Lines of data:
==========
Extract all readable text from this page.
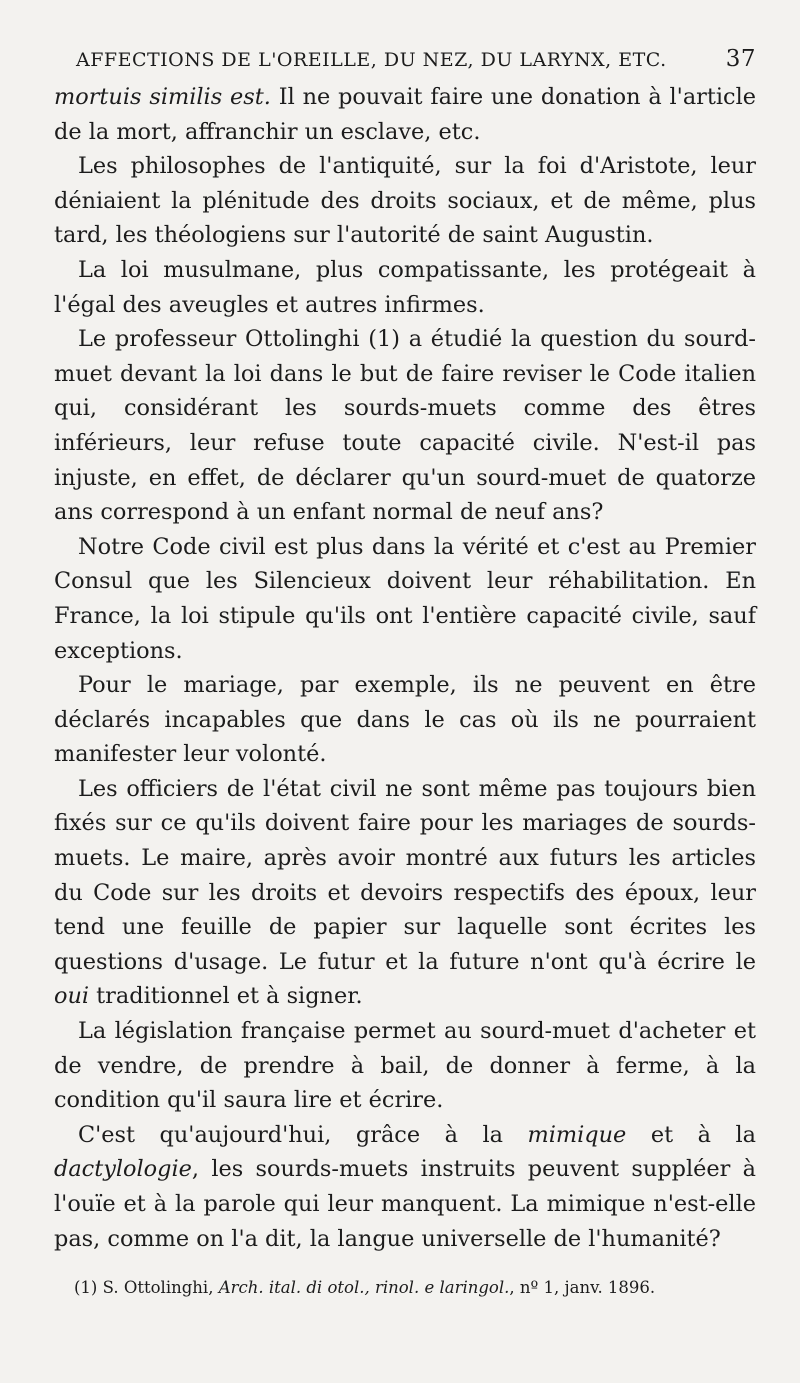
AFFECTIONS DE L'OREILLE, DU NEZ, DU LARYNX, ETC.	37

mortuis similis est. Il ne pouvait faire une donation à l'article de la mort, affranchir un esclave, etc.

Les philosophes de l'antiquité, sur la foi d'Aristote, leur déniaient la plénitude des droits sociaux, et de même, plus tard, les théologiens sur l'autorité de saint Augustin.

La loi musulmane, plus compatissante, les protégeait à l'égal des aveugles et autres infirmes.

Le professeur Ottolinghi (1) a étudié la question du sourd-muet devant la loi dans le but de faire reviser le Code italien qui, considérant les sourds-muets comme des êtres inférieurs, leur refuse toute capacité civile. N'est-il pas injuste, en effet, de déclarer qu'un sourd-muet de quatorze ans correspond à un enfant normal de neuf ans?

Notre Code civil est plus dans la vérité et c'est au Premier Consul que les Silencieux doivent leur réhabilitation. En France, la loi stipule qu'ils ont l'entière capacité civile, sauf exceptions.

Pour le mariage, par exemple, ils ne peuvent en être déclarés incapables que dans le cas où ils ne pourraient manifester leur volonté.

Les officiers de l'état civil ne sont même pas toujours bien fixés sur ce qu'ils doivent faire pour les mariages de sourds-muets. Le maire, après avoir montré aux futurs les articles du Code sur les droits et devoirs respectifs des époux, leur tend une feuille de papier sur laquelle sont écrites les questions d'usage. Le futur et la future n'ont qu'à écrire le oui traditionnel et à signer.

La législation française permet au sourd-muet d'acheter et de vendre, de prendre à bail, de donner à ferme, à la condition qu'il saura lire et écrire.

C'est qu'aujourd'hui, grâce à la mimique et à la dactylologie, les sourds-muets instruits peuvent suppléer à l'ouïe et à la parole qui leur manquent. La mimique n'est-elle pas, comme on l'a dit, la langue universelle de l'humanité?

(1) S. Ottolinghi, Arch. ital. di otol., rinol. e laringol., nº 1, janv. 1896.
==========
--- Exercise instructions ---
All of the material above is to be copied exactly, except for its images.

--- The completed task ---
Extract all readable text from this page.
AFFECTIONS DE L'OREILLE, DU NEZ, DU LARYNX, ETC.	37

mortuis similis est. Il ne pouvait faire une donation à l'article de la mort, affranchir un esclave, etc.

Les philosophes de l'antiquité, sur la foi d'Aristote, leur déniaient la plénitude des droits sociaux, et de même, plus tard, les théologiens sur l'autorité de saint Augustin.

La loi musulmane, plus compatissante, les protégeait à l'égal des aveugles et autres infirmes.

Le professeur Ottolinghi (1) a étudié la question du sourd-muet devant la loi dans le but de faire reviser le Code italien qui, considérant les sourds-muets comme des êtres inférieurs, leur refuse toute capacité civile. N'est-il pas injuste, en effet, de déclarer qu'un sourd-muet de quatorze ans correspond à un enfant normal de neuf ans?

Notre Code civil est plus dans la vérité et c'est au Premier Consul que les Silencieux doivent leur réhabilitation. En France, la loi stipule qu'ils ont l'entière capacité civile, sauf exceptions.

Pour le mariage, par exemple, ils ne peuvent en être déclarés incapables que dans le cas où ils ne pourraient manifester leur volonté.

Les officiers de l'état civil ne sont même pas toujours bien fixés sur ce qu'ils doivent faire pour les mariages de sourds-muets. Le maire, après avoir montré aux futurs les articles du Code sur les droits et devoirs respectifs des époux, leur tend une feuille de papier sur laquelle sont écrites les questions d'usage. Le futur et la future n'ont qu'à écrire le oui traditionnel et à signer.

La législation française permet au sourd-muet d'acheter et de vendre, de prendre à bail, de donner à ferme, à la condition qu'il saura lire et écrire.

C'est qu'aujourd'hui, grâce à la mimique et à la dactylologie, les sourds-muets instruits peuvent suppléer à l'ouïe et à la parole qui leur manquent. La mimique n'est-elle pas, comme on l'a dit, la langue universelle de l'humanité?

(1) S. Ottolinghi, Arch. ital. di otol., rinol. e laringol., nº 1, janv. 1896.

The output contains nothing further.